■ **What to produce**
Extract every line of the rows below and reproduce each one unchanged, leaving the pictures out of your answer.

___ Data shown ___

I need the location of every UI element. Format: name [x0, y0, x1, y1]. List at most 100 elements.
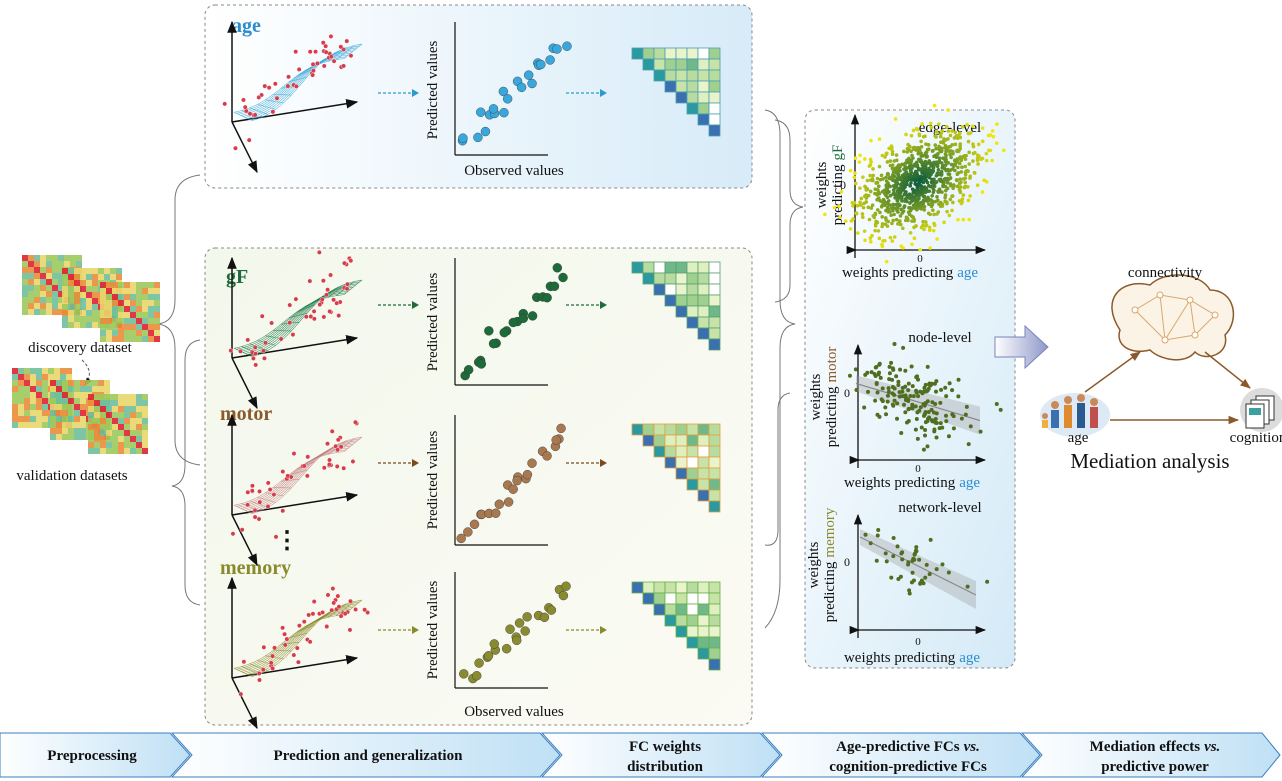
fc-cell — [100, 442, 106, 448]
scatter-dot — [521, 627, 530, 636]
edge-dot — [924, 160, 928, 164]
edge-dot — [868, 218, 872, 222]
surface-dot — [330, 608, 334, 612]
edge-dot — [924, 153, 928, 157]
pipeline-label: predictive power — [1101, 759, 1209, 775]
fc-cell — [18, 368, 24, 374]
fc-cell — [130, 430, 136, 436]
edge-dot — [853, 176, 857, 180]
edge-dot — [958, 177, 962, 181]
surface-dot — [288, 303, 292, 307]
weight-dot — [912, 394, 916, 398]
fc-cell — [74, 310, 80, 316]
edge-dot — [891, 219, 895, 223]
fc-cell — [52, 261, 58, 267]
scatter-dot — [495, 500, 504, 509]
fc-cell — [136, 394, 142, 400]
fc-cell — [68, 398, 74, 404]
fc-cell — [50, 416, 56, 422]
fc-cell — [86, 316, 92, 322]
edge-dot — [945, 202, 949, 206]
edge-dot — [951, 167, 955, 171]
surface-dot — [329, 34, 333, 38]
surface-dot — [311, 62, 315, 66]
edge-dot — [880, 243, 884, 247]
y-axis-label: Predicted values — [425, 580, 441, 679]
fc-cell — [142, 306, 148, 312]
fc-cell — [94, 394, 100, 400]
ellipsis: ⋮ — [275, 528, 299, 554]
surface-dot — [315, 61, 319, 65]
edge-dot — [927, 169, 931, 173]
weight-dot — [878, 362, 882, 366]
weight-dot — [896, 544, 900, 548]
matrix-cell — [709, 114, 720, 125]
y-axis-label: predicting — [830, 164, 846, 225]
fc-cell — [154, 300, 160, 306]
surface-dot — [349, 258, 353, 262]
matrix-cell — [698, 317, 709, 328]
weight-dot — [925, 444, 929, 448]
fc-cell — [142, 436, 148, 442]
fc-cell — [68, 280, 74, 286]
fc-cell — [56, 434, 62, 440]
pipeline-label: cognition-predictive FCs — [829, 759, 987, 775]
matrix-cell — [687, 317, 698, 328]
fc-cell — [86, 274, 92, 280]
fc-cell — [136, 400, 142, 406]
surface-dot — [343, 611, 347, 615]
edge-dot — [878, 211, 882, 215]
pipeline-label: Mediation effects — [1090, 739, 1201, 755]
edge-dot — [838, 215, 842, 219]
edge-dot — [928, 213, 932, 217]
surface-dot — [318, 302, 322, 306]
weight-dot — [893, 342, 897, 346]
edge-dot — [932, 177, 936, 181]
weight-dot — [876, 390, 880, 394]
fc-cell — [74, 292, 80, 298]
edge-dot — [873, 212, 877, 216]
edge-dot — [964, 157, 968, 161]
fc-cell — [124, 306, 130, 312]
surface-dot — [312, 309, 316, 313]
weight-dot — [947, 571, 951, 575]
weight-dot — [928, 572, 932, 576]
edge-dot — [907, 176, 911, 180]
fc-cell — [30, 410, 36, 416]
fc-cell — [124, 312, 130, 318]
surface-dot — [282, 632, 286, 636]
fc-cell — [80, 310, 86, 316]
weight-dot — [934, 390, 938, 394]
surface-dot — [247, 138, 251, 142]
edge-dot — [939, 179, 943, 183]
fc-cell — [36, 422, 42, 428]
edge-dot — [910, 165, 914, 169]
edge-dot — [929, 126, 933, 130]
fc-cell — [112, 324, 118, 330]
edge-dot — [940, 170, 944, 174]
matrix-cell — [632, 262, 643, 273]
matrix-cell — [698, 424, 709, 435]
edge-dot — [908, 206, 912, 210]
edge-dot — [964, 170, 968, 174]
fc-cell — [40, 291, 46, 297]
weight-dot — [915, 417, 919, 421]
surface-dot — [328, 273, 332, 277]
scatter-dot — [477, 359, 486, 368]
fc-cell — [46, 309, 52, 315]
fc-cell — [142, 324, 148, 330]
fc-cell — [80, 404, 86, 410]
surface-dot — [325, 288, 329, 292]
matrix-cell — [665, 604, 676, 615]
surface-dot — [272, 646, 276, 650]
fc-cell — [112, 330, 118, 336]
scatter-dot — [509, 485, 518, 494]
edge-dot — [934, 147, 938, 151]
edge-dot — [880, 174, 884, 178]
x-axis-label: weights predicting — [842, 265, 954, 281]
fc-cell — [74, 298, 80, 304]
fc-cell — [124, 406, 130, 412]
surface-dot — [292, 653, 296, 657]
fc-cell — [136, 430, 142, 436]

___

■ **Worked solution**
I need the location of every UI element. Format: name [x0, y0, x1, y1]. List at most 100 elements.
fc-cell — [100, 442, 106, 448]
scatter-dot — [521, 627, 530, 636]
edge-dot — [924, 160, 928, 164]
edge-dot — [868, 218, 872, 222]
surface-dot — [330, 608, 334, 612]
edge-dot — [924, 153, 928, 157]
pipeline-label: predictive power — [1101, 759, 1209, 775]
fc-cell — [18, 368, 24, 374]
fc-cell — [130, 430, 136, 436]
edge-dot — [853, 176, 857, 180]
edge-dot — [958, 177, 962, 181]
surface-dot — [288, 303, 292, 307]
weight-dot — [912, 394, 916, 398]
fc-cell — [74, 310, 80, 316]
edge-dot — [891, 219, 895, 223]
fc-cell — [52, 261, 58, 267]
scatter-dot — [495, 500, 504, 509]
fc-cell — [136, 394, 142, 400]
fc-cell — [68, 398, 74, 404]
fc-cell — [50, 416, 56, 422]
fc-cell — [86, 316, 92, 322]
edge-dot — [945, 202, 949, 206]
edge-dot — [951, 167, 955, 171]
surface-dot — [329, 34, 333, 38]
surface-dot — [311, 62, 315, 66]
edge-dot — [880, 243, 884, 247]
y-axis-label: Predicted values — [425, 580, 441, 679]
fc-cell — [142, 306, 148, 312]
fc-cell — [94, 394, 100, 400]
ellipsis: ⋮ — [275, 528, 299, 554]
surface-dot — [315, 61, 319, 65]
edge-dot — [927, 169, 931, 173]
weight-dot — [878, 362, 882, 366]
weight-dot — [896, 544, 900, 548]
matrix-cell — [709, 114, 720, 125]
y-axis-label: predicting — [830, 164, 846, 225]
fc-cell — [154, 300, 160, 306]
surface-dot — [349, 258, 353, 262]
matrix-cell — [698, 317, 709, 328]
weight-dot — [925, 444, 929, 448]
fc-cell — [142, 436, 148, 442]
fc-cell — [68, 280, 74, 286]
fc-cell — [56, 434, 62, 440]
pipeline-label: cognition-predictive FCs — [829, 759, 987, 775]
matrix-cell — [687, 317, 698, 328]
fc-cell — [86, 274, 92, 280]
fc-cell — [136, 400, 142, 406]
surface-dot — [343, 611, 347, 615]
edge-dot — [878, 211, 882, 215]
pipeline-label: Mediation effects — [1090, 739, 1201, 755]
edge-dot — [838, 215, 842, 219]
edge-dot — [928, 213, 932, 217]
surface-dot — [318, 302, 322, 306]
weight-dot — [893, 342, 897, 346]
edge-dot — [932, 177, 936, 181]
weight-dot — [876, 390, 880, 394]
fc-cell — [74, 292, 80, 298]
edge-dot — [873, 212, 877, 216]
edge-dot — [964, 157, 968, 161]
fc-cell — [124, 306, 130, 312]
surface-dot — [312, 309, 316, 313]
weight-dot — [947, 571, 951, 575]
weight-dot — [928, 572, 932, 576]
edge-dot — [907, 176, 911, 180]
fc-cell — [30, 410, 36, 416]
fc-cell — [124, 312, 130, 318]
surface-dot — [282, 632, 286, 636]
fc-cell — [80, 310, 86, 316]
weight-dot — [934, 390, 938, 394]
surface-dot — [247, 138, 251, 142]
edge-dot — [939, 179, 943, 183]
fc-cell — [36, 422, 42, 428]
edge-dot — [910, 165, 914, 169]
edge-dot — [929, 126, 933, 130]
fc-cell — [112, 324, 118, 330]
edge-dot — [940, 170, 944, 174]
matrix-cell — [632, 262, 643, 273]
matrix-cell — [698, 424, 709, 435]
edge-dot — [908, 206, 912, 210]
edge-dot — [964, 170, 968, 174]
fc-cell — [40, 291, 46, 297]
weight-dot — [915, 417, 919, 421]
surface-dot — [328, 273, 332, 277]
scatter-dot — [477, 359, 486, 368]
fc-cell — [46, 309, 52, 315]
fc-cell — [142, 324, 148, 330]
fc-cell — [80, 404, 86, 410]
surface-dot — [325, 288, 329, 292]
matrix-cell — [665, 604, 676, 615]
surface-dot — [272, 646, 276, 650]
fc-cell — [112, 330, 118, 336]
scatter-dot — [509, 485, 518, 494]
edge-dot — [934, 147, 938, 151]
edge-dot — [880, 174, 884, 178]
x-axis-label: weights predicting — [842, 265, 954, 281]
fc-cell — [74, 298, 80, 304]
fc-cell — [124, 406, 130, 412]
surface-dot — [292, 653, 296, 657]
fc-cell — [136, 430, 142, 436]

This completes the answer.